(Data records):
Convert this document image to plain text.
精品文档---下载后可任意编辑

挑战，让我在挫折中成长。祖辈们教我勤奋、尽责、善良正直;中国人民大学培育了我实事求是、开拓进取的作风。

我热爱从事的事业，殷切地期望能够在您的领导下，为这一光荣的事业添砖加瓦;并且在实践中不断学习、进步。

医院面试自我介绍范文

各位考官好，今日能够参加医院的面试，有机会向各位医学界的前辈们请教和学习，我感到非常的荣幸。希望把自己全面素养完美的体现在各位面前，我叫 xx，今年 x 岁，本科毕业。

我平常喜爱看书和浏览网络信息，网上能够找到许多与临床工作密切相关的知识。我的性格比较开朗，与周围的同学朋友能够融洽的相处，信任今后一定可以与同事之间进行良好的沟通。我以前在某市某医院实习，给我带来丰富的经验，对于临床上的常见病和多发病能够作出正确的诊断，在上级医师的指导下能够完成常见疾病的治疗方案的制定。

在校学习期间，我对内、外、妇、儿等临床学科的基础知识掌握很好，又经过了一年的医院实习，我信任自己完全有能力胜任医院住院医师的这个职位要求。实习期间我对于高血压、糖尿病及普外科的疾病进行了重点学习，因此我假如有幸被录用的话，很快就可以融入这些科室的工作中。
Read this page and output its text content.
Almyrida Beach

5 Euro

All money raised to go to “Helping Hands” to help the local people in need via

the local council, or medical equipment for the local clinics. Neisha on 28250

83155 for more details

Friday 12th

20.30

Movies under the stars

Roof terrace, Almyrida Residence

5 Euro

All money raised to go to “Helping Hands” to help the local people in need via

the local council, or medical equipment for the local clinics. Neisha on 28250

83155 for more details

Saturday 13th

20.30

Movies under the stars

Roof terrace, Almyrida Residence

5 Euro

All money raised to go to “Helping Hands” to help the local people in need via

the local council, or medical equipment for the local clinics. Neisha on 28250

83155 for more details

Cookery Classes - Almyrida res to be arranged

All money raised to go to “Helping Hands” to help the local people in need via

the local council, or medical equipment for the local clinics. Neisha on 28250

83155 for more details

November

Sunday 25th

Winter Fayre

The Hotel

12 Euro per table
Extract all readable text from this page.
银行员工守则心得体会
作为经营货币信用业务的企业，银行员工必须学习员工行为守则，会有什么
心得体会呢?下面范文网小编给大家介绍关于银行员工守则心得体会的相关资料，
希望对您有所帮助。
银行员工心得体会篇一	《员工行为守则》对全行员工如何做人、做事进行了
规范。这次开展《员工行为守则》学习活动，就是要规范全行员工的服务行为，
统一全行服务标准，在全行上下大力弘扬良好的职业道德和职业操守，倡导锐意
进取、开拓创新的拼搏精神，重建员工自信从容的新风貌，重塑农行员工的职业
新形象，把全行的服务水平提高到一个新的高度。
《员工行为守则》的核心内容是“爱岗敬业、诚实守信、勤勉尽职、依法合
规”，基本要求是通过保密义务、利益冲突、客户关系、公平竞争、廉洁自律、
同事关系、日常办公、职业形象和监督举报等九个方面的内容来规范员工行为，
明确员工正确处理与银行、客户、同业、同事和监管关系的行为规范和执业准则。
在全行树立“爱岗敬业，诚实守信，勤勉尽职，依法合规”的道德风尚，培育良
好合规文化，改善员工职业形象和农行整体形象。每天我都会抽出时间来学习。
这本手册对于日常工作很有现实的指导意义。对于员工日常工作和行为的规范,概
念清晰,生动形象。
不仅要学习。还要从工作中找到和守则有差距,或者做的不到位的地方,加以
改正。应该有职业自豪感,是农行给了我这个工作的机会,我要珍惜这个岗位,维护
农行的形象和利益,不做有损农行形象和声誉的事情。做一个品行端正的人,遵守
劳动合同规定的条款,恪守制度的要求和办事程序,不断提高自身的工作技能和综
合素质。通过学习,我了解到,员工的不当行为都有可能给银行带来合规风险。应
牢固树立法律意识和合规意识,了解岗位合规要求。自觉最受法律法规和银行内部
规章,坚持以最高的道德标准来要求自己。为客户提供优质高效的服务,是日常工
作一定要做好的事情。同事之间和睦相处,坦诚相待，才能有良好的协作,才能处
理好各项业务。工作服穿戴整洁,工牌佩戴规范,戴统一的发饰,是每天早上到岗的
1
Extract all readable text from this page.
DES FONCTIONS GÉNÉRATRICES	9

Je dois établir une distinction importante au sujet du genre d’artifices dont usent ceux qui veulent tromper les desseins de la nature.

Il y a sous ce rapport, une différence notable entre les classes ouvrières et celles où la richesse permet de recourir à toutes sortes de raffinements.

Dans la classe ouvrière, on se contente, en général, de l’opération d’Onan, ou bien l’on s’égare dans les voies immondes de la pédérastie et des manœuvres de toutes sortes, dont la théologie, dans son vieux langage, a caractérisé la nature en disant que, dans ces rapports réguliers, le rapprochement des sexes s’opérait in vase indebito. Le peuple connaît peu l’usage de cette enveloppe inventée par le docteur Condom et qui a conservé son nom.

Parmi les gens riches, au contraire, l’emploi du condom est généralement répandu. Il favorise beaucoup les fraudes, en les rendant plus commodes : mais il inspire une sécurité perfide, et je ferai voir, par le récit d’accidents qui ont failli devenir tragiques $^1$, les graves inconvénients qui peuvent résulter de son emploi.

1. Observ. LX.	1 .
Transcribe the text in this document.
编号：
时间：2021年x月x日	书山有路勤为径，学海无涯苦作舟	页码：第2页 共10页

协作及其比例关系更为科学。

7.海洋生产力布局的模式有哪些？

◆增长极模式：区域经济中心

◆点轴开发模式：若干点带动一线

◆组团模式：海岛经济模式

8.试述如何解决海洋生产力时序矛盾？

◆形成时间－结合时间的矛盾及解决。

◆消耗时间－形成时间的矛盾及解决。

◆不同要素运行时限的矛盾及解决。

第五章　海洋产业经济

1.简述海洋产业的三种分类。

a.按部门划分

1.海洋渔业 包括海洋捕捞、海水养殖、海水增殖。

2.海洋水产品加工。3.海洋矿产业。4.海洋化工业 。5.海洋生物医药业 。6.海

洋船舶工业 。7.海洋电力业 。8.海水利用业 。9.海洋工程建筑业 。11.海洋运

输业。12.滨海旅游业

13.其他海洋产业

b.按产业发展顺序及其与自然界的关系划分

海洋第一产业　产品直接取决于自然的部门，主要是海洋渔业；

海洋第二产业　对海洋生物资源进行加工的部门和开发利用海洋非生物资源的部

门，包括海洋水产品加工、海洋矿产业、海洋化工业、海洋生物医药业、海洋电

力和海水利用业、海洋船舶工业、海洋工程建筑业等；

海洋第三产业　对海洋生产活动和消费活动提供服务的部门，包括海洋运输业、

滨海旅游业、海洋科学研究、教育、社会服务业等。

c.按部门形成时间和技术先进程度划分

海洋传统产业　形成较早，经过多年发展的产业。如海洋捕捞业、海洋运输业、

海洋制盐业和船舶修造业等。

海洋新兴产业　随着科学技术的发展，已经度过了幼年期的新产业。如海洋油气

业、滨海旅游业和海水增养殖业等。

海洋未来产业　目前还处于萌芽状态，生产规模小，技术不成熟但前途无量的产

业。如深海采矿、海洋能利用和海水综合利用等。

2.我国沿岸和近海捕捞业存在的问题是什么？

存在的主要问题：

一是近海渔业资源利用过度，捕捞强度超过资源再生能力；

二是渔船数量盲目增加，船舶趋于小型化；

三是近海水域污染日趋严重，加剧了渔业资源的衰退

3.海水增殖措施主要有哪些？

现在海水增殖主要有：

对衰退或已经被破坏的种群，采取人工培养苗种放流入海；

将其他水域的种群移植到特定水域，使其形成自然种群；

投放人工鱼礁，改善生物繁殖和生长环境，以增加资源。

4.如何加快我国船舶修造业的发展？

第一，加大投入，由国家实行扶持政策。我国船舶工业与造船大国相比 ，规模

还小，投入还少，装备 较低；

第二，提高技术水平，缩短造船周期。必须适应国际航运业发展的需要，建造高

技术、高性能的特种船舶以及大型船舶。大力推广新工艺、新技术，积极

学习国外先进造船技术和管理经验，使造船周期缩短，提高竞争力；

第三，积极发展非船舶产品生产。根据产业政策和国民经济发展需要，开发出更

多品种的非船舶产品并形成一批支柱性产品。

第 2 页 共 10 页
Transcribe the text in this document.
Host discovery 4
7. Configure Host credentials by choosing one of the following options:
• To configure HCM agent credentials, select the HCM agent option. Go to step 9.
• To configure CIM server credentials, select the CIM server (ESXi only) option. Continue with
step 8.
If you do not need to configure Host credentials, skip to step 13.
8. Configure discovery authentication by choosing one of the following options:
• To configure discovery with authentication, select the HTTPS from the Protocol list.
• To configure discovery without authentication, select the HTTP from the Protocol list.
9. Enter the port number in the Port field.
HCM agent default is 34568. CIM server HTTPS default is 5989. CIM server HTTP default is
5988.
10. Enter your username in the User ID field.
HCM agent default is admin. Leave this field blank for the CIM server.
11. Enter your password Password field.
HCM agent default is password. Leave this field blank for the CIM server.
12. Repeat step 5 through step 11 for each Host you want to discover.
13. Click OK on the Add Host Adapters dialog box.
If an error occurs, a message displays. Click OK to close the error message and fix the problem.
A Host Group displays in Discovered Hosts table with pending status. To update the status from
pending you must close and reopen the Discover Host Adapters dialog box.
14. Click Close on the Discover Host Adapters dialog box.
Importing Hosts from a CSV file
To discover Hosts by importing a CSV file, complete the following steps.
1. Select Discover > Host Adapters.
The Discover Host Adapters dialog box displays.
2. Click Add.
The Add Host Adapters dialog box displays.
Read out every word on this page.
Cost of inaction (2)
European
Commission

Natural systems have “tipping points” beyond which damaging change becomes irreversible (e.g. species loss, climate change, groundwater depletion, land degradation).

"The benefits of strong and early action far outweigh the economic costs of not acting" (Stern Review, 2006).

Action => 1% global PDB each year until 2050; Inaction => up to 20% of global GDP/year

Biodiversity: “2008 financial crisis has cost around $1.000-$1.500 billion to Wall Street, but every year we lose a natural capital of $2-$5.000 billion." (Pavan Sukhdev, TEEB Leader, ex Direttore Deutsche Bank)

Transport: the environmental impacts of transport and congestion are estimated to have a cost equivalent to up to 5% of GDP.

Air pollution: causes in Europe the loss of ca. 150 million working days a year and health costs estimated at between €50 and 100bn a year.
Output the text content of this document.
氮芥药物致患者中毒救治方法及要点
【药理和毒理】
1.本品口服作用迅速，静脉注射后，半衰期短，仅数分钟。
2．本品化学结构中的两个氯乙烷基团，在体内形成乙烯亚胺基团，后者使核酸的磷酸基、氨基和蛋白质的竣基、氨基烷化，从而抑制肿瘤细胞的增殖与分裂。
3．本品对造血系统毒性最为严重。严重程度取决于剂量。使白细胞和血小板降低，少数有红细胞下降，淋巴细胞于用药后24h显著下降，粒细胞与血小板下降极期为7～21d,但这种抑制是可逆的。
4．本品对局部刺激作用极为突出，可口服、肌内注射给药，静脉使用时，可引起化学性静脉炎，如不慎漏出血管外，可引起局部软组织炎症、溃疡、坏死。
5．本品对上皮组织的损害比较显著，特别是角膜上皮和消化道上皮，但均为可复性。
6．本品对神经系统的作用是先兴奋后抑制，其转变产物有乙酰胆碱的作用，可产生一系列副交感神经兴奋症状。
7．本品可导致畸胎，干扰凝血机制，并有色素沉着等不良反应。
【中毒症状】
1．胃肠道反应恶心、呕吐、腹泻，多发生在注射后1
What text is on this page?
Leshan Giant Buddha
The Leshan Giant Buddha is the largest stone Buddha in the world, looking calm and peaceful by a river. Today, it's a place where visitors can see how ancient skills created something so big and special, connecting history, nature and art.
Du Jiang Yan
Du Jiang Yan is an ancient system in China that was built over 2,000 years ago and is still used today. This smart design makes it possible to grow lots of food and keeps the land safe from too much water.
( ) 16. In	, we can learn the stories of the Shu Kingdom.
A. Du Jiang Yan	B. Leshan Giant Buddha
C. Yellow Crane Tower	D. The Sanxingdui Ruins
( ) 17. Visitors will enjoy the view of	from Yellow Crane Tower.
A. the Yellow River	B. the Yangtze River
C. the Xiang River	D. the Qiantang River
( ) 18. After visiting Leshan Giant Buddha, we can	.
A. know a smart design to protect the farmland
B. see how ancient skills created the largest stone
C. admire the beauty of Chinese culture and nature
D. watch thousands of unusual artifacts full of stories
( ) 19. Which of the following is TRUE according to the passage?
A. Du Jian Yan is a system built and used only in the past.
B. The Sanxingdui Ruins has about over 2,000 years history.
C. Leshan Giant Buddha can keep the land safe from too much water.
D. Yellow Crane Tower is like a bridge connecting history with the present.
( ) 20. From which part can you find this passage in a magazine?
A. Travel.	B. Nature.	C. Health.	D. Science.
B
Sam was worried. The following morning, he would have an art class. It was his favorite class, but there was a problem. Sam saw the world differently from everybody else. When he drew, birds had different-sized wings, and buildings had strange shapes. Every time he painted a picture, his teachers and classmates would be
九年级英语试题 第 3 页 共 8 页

(Exercise goal):
Count the lines in which the string "safe" appears, then report only that figure.

(The solution):
2